◆ To be done:
Where a line of the material contains the string "text", copy that line.

◆ Task inputs:
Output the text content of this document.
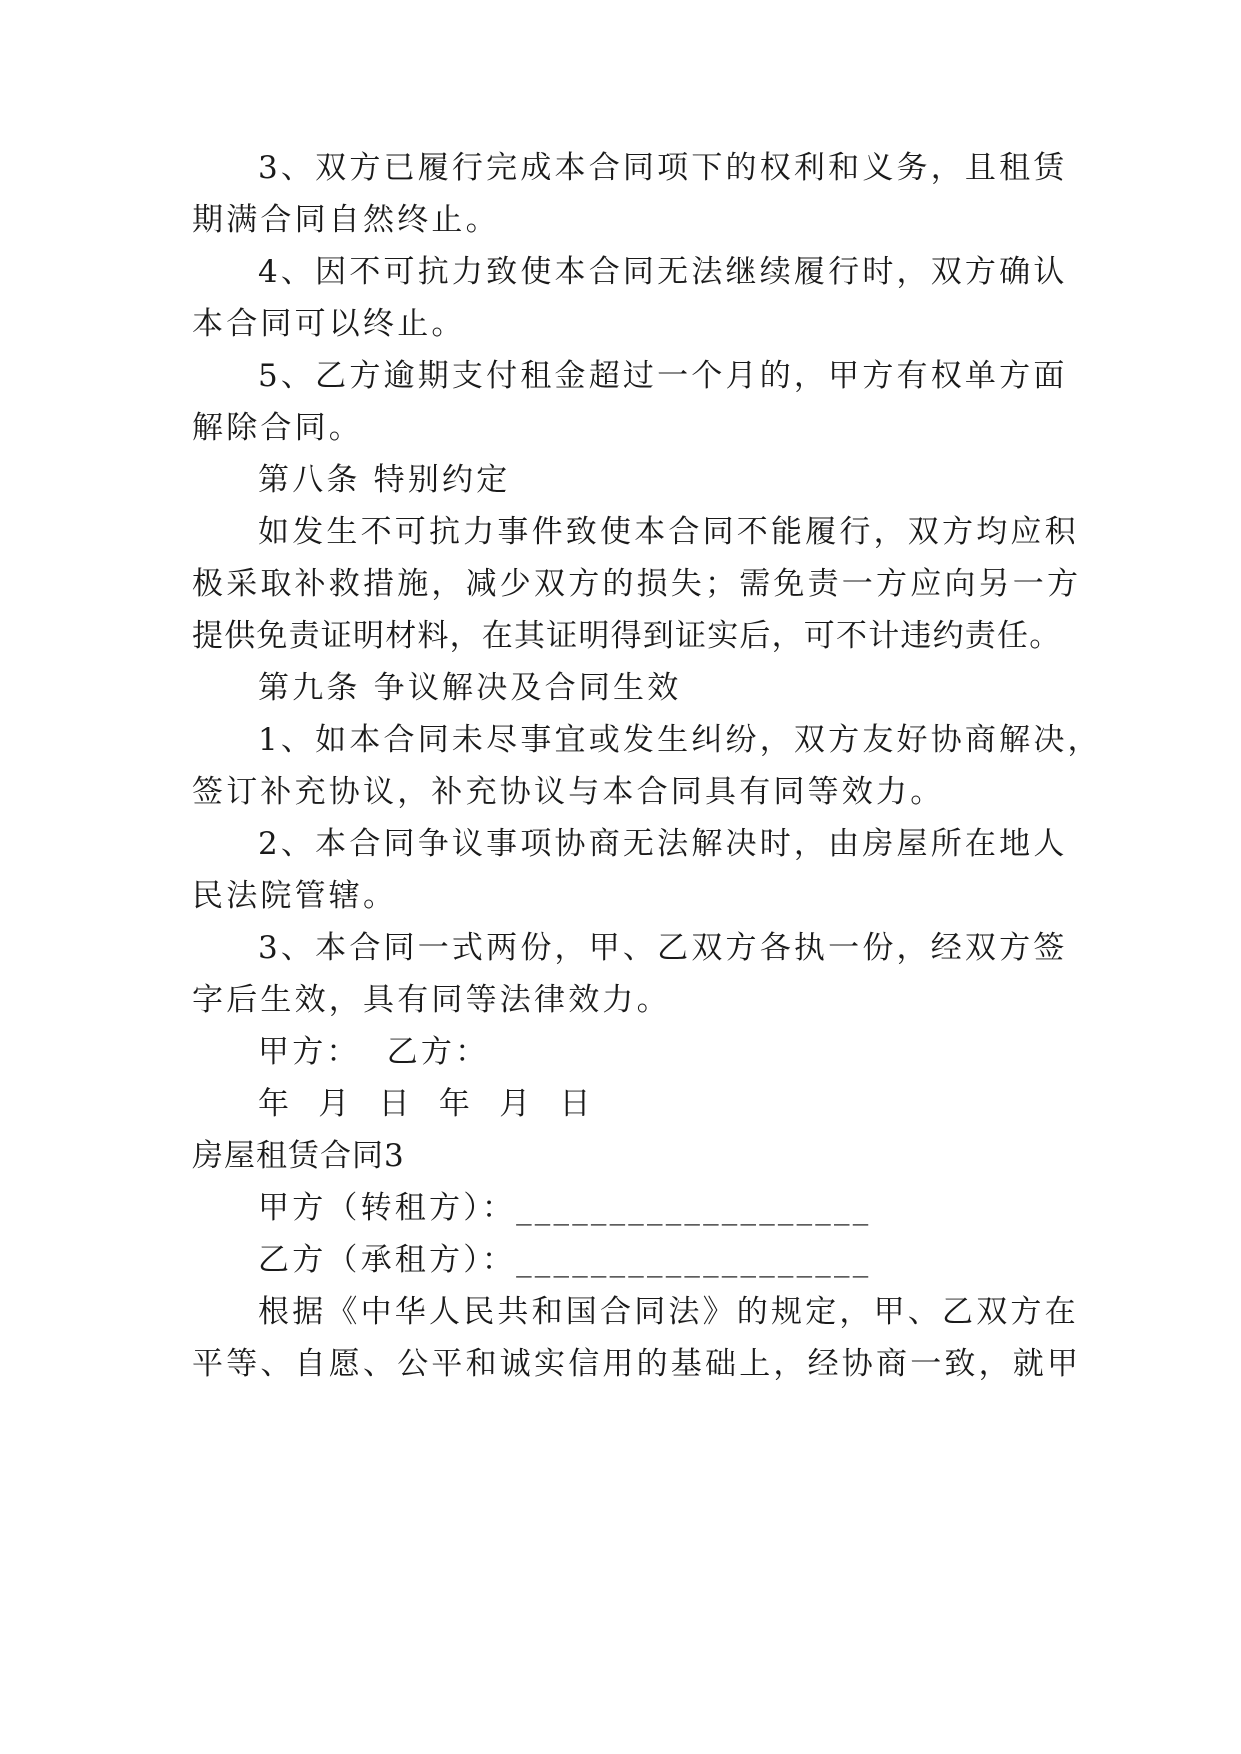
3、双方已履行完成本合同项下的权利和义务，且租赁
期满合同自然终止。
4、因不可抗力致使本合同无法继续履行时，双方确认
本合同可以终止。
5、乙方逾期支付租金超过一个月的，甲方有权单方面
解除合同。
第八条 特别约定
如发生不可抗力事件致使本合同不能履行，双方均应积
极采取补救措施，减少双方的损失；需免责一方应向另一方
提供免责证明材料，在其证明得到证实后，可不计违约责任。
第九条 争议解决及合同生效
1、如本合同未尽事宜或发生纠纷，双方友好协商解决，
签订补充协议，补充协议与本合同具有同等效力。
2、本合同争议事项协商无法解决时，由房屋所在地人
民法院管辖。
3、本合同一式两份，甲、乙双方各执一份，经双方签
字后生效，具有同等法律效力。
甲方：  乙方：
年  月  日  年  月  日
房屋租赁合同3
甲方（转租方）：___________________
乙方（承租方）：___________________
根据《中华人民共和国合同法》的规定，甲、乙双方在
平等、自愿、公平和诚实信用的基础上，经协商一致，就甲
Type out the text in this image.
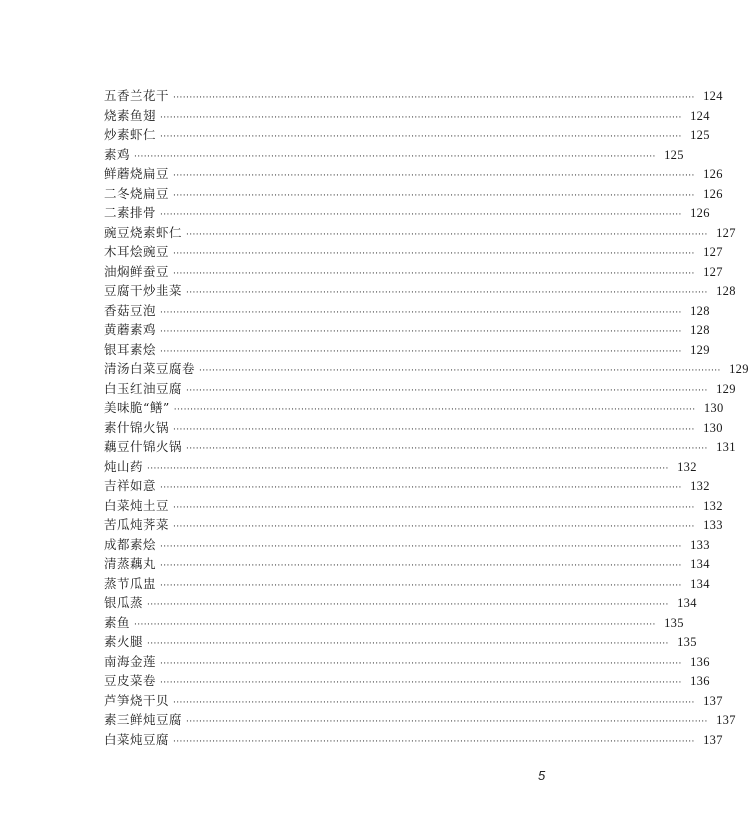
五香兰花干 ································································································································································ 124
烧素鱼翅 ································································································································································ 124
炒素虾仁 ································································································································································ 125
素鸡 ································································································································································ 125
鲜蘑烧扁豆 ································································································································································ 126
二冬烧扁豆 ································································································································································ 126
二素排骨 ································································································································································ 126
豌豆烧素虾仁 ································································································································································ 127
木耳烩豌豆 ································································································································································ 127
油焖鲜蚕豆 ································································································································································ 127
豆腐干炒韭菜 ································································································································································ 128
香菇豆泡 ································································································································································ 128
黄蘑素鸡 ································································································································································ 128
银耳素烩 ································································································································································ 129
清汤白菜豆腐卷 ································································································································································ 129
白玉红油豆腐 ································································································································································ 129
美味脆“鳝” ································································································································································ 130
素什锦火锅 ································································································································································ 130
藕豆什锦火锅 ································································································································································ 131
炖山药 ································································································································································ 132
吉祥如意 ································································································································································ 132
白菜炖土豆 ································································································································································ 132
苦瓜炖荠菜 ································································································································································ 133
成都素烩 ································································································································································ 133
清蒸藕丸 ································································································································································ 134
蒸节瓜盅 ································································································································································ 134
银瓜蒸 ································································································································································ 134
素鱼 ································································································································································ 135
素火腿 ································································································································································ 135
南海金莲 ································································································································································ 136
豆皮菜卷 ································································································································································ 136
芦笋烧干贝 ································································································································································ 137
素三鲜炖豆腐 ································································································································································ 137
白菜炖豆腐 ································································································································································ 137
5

◆ Full response:
Output the text content of this document.
Type out the text in this image.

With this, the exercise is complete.